_Job_
Every record below should be written out exactly; pictures stay out.
--- start Stored records ---
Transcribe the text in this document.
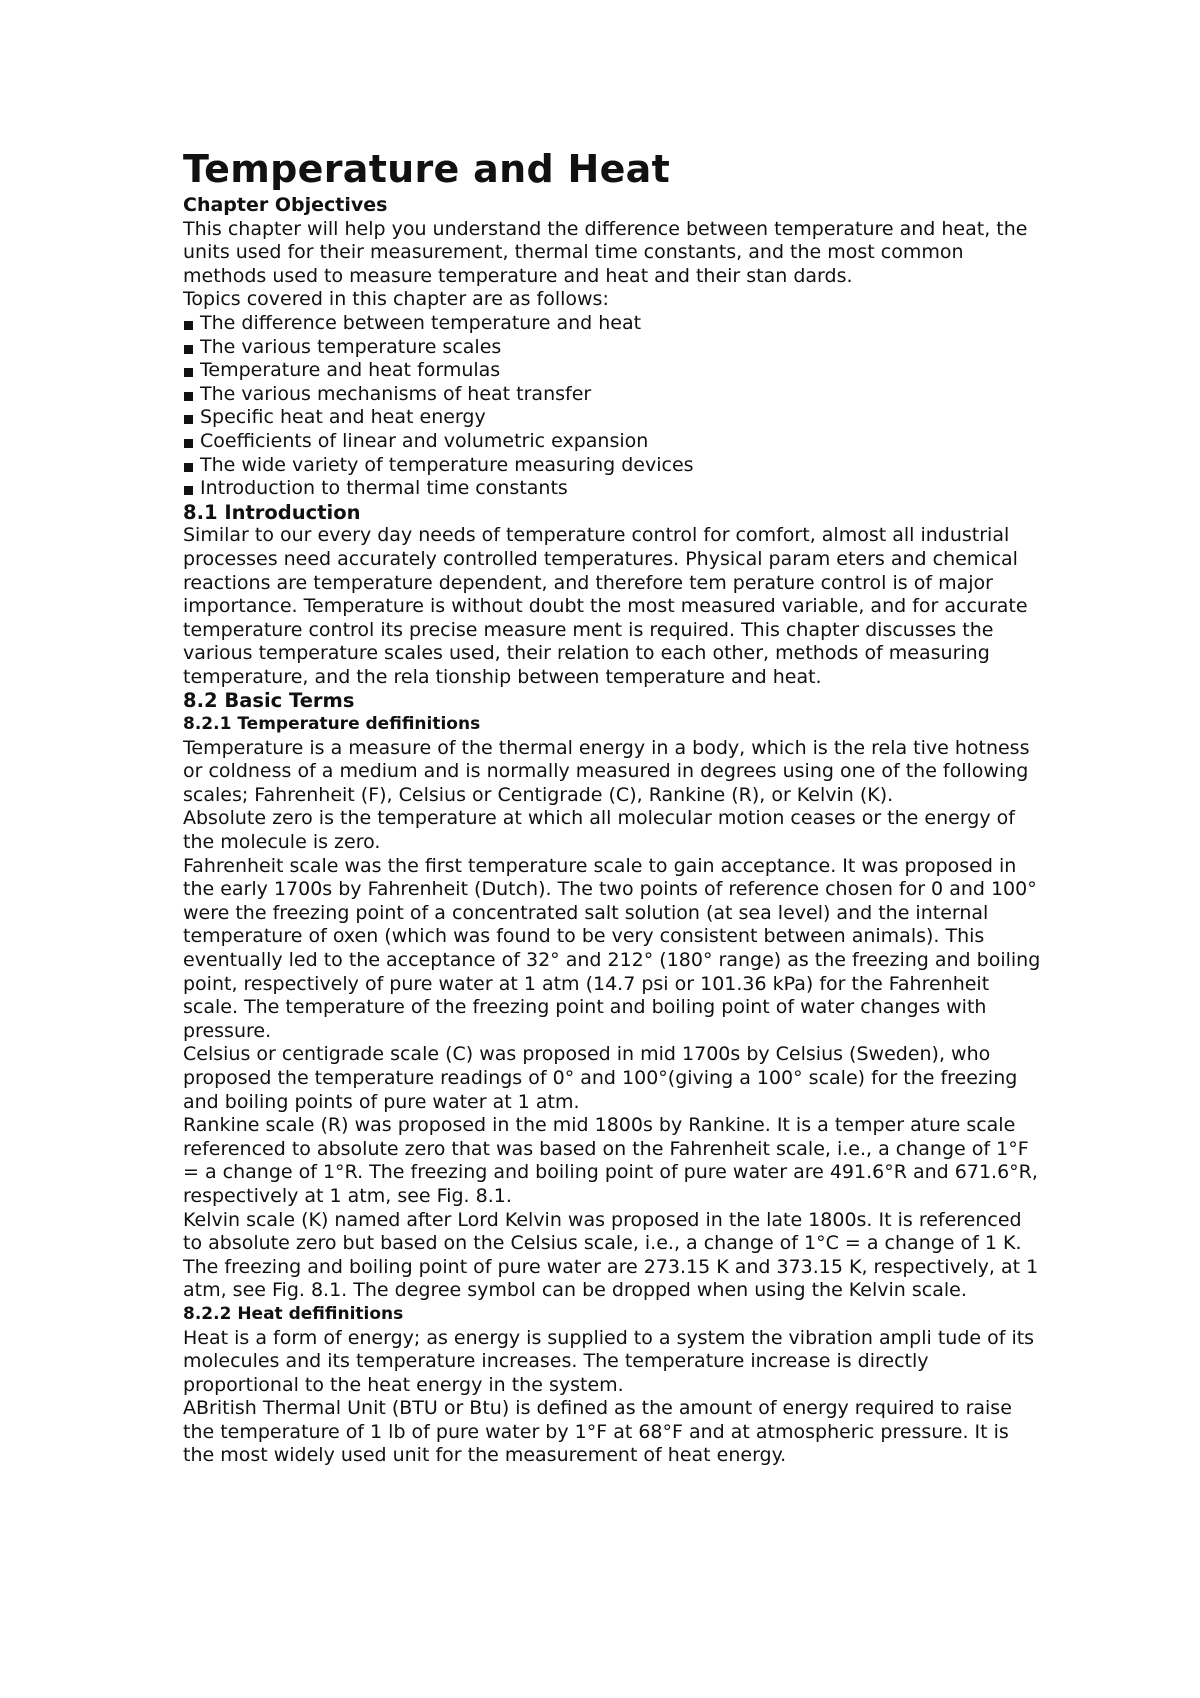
Temperature and Heat
Chapter Objectives

This chapter will help you understand the difference between temperature and heat, the units used for their measurement, thermal time constants, and the most common methods used to measure temperature and heat and their stan dards.

Topics covered in this chapter are as follows:

The difference between temperature and heat
The various temperature scales
Temperature and heat formulas
The various mechanisms of heat transfer
Specific heat and heat energy
Coefficients of linear and volumetric expansion
The wide variety of temperature measuring devices
Introduction to thermal time constants
8.1 Introduction

Similar to our every day needs of temperature control for comfort, almost all industrial processes need accurately controlled temperatures. Physical param eters and chemical reactions are temperature dependent, and therefore tem perature control is of major importance. Temperature is without doubt the most measured variable, and for accurate temperature control its precise measure ment is required. This chapter discusses the various temperature scales used, their relation to each other, methods of measuring temperature, and the rela tionship between temperature and heat.

8.2 Basic Terms
8.2.1 Temperature defifinitions

Temperature is a measure of the thermal energy in a body, which is the rela tive hotness or coldness of a medium and is normally measured in degrees using one of the following scales; Fahrenheit (F), Celsius or Centigrade (C), Rankine (R), or Kelvin (K).

Absolute zero is the temperature at which all molecular motion ceases or the energy of the molecule is zero.

Fahrenheit scale was the first temperature scale to gain acceptance. It was proposed in the early 1700s by Fahrenheit (Dutch). The two points of reference chosen for 0 and 100° were the freezing point of a concentrated salt solution (at sea level) and the internal temperature of oxen (which was found to be very consistent between animals). This eventually led to the acceptance of 32° and 212° (180° range) as the freezing and boiling point, respectively of pure water at 1 atm (14.7 psi or 101.36 kPa) for the Fahrenheit scale. The temperature of the freezing point and boiling point of water changes with pressure.

Celsius or centigrade scale (C) was proposed in mid 1700s by Celsius (Sweden), who proposed the temperature readings of 0° and 100°(giving a 100° scale) for the freezing and boiling points of pure water at 1 atm.

Rankine scale (R) was proposed in the mid 1800s by Rankine. It is a temper ature scale referenced to absolute zero that was based on the Fahrenheit scale, i.e., a change of 1°F = a change of 1°R. The freezing and boiling point of pure water are 491.6°R and 671.6°R, respectively at 1 atm, see Fig. 8.1.

Kelvin scale (K) named after Lord Kelvin was proposed in the late 1800s. It is referenced to absolute zero but based on the Celsius scale, i.e., a change of 1°C = a change of 1 K. The freezing and boiling point of pure water are 273.15 K and 373.15 K, respectively, at 1 atm, see Fig. 8.1. The degree symbol can be dropped when using the Kelvin scale.

8.2.2 Heat defifinitions

Heat is a form of energy; as energy is supplied to a system the vibration ampli tude of its molecules and its temperature increases. The temperature increase is directly proportional to the heat energy in the system.

ABritish Thermal Unit (BTU or Btu) is defined as the amount of energy required to raise the temperature of 1 lb of pure water by 1°F at 68°F and at atmospheric pressure. It is the most widely used unit for the measurement of heat energy.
--- end Stored records ---
_Full response_
Transcribe the text in this document.
Temperature and Heat
Chapter Objectives

This chapter will help you understand the difference between temperature and heat, the units used for their measurement, thermal time constants, and the most common methods used to measure temperature and heat and their stan dards.

Topics covered in this chapter are as follows:

The difference between temperature and heat
The various temperature scales
Temperature and heat formulas
The various mechanisms of heat transfer
Specific heat and heat energy
Coefficients of linear and volumetric expansion
The wide variety of temperature measuring devices
Introduction to thermal time constants
8.1 Introduction

Similar to our every day needs of temperature control for comfort, almost all industrial processes need accurately controlled temperatures. Physical param eters and chemical reactions are temperature dependent, and therefore tem perature control is of major importance. Temperature is without doubt the most measured variable, and for accurate temperature control its precise measure ment is required. This chapter discusses the various temperature scales used, their relation to each other, methods of measuring temperature, and the rela tionship between temperature and heat.

8.2 Basic Terms
8.2.1 Temperature defifinitions

Temperature is a measure of the thermal energy in a body, which is the rela tive hotness or coldness of a medium and is normally measured in degrees using one of the following scales; Fahrenheit (F), Celsius or Centigrade (C), Rankine (R), or Kelvin (K).

Absolute zero is the temperature at which all molecular motion ceases or the energy of the molecule is zero.

Fahrenheit scale was the first temperature scale to gain acceptance. It was proposed in the early 1700s by Fahrenheit (Dutch). The two points of reference chosen for 0 and 100° were the freezing point of a concentrated salt solution (at sea level) and the internal temperature of oxen (which was found to be very consistent between animals). This eventually led to the acceptance of 32° and 212° (180° range) as the freezing and boiling point, respectively of pure water at 1 atm (14.7 psi or 101.36 kPa) for the Fahrenheit scale. The temperature of the freezing point and boiling point of water changes with pressure.

Celsius or centigrade scale (C) was proposed in mid 1700s by Celsius (Sweden), who proposed the temperature readings of 0° and 100°(giving a 100° scale) for the freezing and boiling points of pure water at 1 atm.

Rankine scale (R) was proposed in the mid 1800s by Rankine. It is a temper ature scale referenced to absolute zero that was based on the Fahrenheit scale, i.e., a change of 1°F = a change of 1°R. The freezing and boiling point of pure water are 491.6°R and 671.6°R, respectively at 1 atm, see Fig. 8.1.

Kelvin scale (K) named after Lord Kelvin was proposed in the late 1800s. It is referenced to absolute zero but based on the Celsius scale, i.e., a change of 1°C = a change of 1 K. The freezing and boiling point of pure water are 273.15 K and 373.15 K, respectively, at 1 atm, see Fig. 8.1. The degree symbol can be dropped when using the Kelvin scale.

8.2.2 Heat defifinitions

Heat is a form of energy; as energy is supplied to a system the vibration ampli tude of its molecules and its temperature increases. The temperature increase is directly proportional to the heat energy in the system.

ABritish Thermal Unit (BTU or Btu) is defined as the amount of energy required to raise the temperature of 1 lb of pure water by 1°F at 68°F and at atmospheric pressure. It is the most widely used unit for the measurement of heat energy.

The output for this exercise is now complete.